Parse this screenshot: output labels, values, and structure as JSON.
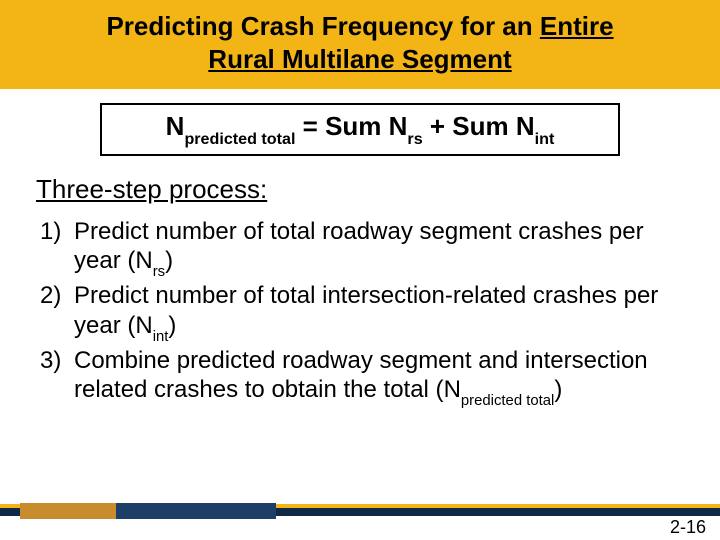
{
  "title": {
    "line1_pre": "Predicting Crash Frequency for an ",
    "line1_u": "Entire",
    "line2_u": "Rural Multilane Segment"
  },
  "formula": {
    "lhs_base": "N",
    "lhs_sub": "predicted total",
    "eq": " = Sum ",
    "t1_base": "N",
    "t1_sub": "rs",
    "plus": " + Sum ",
    "t2_base": "N",
    "t2_sub": "int"
  },
  "section_heading": "Three-step process:",
  "steps": [
    {
      "pre": "Predict number of total roadway segment crashes per year (",
      "nbase": "N",
      "nsub": "rs",
      "post": ")"
    },
    {
      "pre": "Predict number of total intersection-related crashes per year (",
      "nbase": "N",
      "nsub": "int",
      "post": ")"
    },
    {
      "pre": "Combine predicted roadway segment and intersection related crashes to obtain the total (",
      "nbase": "N",
      "nsub": "predicted total",
      "post": ")"
    }
  ],
  "page_number": "2-16",
  "colors": {
    "band": "#f3b416",
    "footer_dark": "#0e2a47",
    "footer_yellow": "#f3b416",
    "swatch_gold": "#c98c2c",
    "swatch_blue": "#1b3f66"
  }
}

────────────────

__The request__.
Using the entries above, find all lines with "year". Copy them.

__Task solution__.
      "pre": "Predict number of total roadway segment crashes per year (",
      "pre": "Predict number of total intersection-related crashes per year (",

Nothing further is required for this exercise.